- _WHAT THE EXERCISE ASKS_: Extract every line from the records below that contains the word "alla".

══ ITEMS ══

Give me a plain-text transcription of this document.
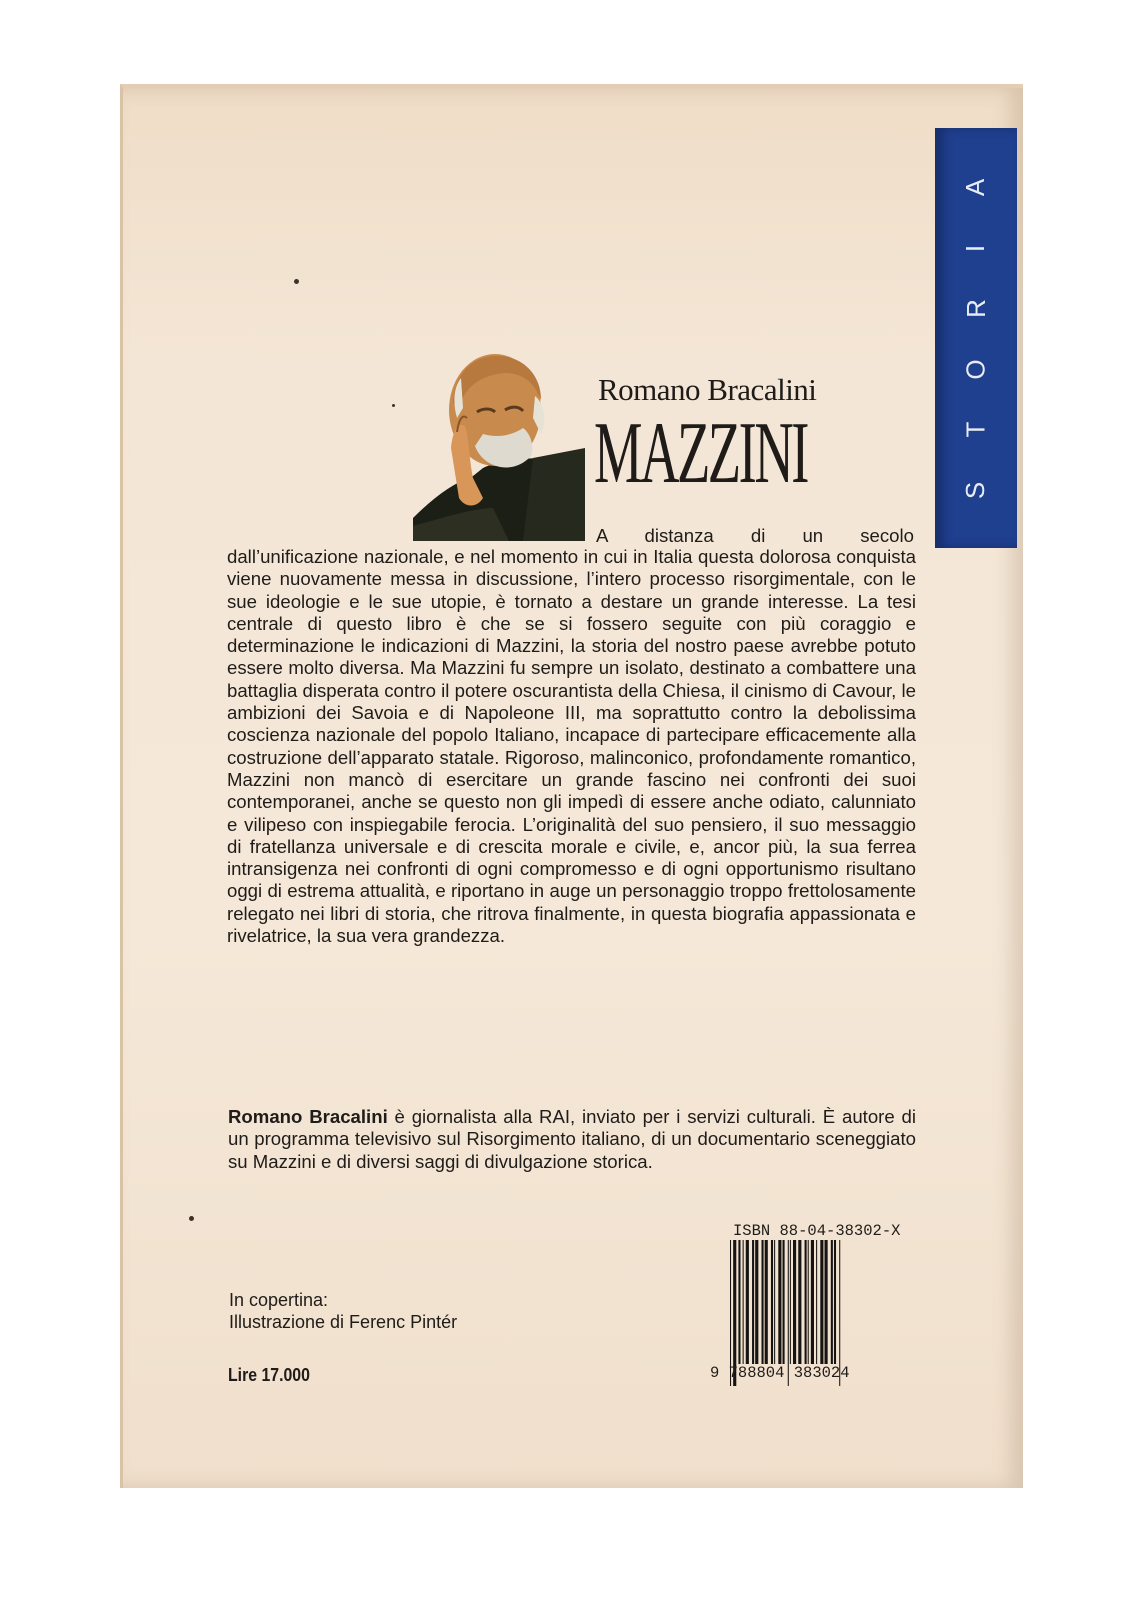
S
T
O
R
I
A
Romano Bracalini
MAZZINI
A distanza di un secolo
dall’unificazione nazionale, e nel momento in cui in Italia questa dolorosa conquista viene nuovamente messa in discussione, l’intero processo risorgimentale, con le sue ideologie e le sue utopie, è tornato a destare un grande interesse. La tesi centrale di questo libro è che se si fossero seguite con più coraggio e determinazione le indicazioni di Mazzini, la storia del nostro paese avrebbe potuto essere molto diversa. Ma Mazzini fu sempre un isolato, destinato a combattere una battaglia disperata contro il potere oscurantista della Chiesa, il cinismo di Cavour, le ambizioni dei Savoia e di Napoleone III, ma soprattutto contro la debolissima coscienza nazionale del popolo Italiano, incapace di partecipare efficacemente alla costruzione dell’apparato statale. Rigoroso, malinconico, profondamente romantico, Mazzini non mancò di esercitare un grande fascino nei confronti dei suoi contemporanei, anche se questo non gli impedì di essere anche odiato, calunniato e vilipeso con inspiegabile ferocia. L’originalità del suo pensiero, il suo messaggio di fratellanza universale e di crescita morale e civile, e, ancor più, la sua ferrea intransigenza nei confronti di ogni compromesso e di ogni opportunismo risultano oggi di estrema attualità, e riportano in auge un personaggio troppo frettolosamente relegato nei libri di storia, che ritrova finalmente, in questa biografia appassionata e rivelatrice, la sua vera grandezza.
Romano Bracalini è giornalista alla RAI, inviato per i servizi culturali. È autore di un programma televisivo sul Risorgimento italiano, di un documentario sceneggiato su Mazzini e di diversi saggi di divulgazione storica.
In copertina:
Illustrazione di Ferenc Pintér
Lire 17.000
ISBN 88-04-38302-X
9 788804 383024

═══

- _OUTPUT OF THE TASK_:
dall’unificazione nazionale, e nel momento in cui in Italia questa dolorosa conquista viene nuovamente messa in discussione, l’intero processo risorgimentale, con le sue ideologie e le sue utopie, è tornato a destare un grande interesse. La tesi centrale di questo libro è che se si fossero seguite con più coraggio e determinazione le indicazioni di Mazzini, la storia del nostro paese avrebbe potuto essere molto diversa. Ma Mazzini fu sempre un isolato, destinato a combattere una battaglia disperata contro il potere oscurantista della Chiesa, il cinismo di Cavour, le ambizioni dei Savoia e di Napoleone III, ma soprattutto contro la debolissima coscienza nazionale del popolo Italiano, incapace di partecipare efficacemente alla costruzione dell’apparato statale. Rigoroso, malinconico, profondamente romantico, Mazzini non mancò di esercitare un grande fascino nei confronti dei suoi contemporanei, anche se questo non gli impedì di essere anche odiato, calunniato e vilipeso con inspiegabile ferocia. L’originalità del suo pensiero, il suo messaggio di fratellanza universale e di crescita morale e civile, e, ancor più, la sua ferrea intransigenza nei confronti di ogni compromesso e di ogni opportunismo risultano oggi di estrema attualità, e riportano in auge un personaggio troppo frettolosamente relegato nei libri di storia, che ritrova finalmente, in questa biografia appassionata e rivelatrice, la sua vera grandezza.
Romano Bracalini è giornalista alla RAI, inviato per i servizi culturali. È autore di un programma televisivo sul Risorgimento italiano, di un documentario sceneggiato su Mazzini e di diversi saggi di divulgazione storica.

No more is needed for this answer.